** REQUIRED WORK **
Give every line below again, exactly.

Some records
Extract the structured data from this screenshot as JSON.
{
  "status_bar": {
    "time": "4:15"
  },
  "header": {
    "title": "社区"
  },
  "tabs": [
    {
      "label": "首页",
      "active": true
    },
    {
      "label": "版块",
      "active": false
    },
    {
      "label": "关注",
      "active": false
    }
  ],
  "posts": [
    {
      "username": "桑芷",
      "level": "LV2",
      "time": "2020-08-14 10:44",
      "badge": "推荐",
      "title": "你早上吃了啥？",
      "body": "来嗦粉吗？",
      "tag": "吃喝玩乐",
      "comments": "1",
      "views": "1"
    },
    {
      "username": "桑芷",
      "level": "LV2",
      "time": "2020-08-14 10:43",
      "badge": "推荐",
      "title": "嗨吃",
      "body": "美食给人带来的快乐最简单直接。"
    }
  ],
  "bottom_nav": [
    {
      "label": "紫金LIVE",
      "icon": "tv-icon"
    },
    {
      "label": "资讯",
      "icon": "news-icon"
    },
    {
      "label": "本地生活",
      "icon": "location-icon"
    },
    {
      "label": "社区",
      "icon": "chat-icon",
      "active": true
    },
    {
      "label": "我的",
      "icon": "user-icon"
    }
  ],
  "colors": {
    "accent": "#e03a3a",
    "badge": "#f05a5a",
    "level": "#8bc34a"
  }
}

** SOLUTION TO THE EXERCISE **
Extract the structured data from this screenshot as JSON.
{
  "status_bar": {
    "time": "4:15"
  },
  "header": {
    "title": "社区"
  },
  "tabs": [
    {
      "label": "首页",
      "active": true
    },
    {
      "label": "版块",
      "active": false
    },
    {
      "label": "关注",
      "active": false
    }
  ],
  "posts": [
    {
      "username": "桑芷",
      "level": "LV2",
      "time": "2020-08-14 10:44",
      "badge": "推荐",
      "title": "你早上吃了啥？",
      "body": "来嗦粉吗？",
      "tag": "吃喝玩乐",
      "comments": "1",
      "views": "1"
    },
    {
      "username": "桑芷",
      "level": "LV2",
      "time": "2020-08-14 10:43",
      "badge": "推荐",
      "title": "嗨吃",
      "body": "美食给人带来的快乐最简单直接。"
    }
  ],
  "bottom_nav": [
    {
      "label": "紫金LIVE",
      "icon": "tv-icon"
    },
    {
      "label": "资讯",
      "icon": "news-icon"
    },
    {
      "label": "本地生活",
      "icon": "location-icon"
    },
    {
      "label": "社区",
      "icon": "chat-icon",
      "active": true
    },
    {
      "label": "我的",
      "icon": "user-icon"
    }
  ],
  "colors": {
    "accent": "#e03a3a",
    "badge": "#f05a5a",
    "level": "#8bc34a"
  }
}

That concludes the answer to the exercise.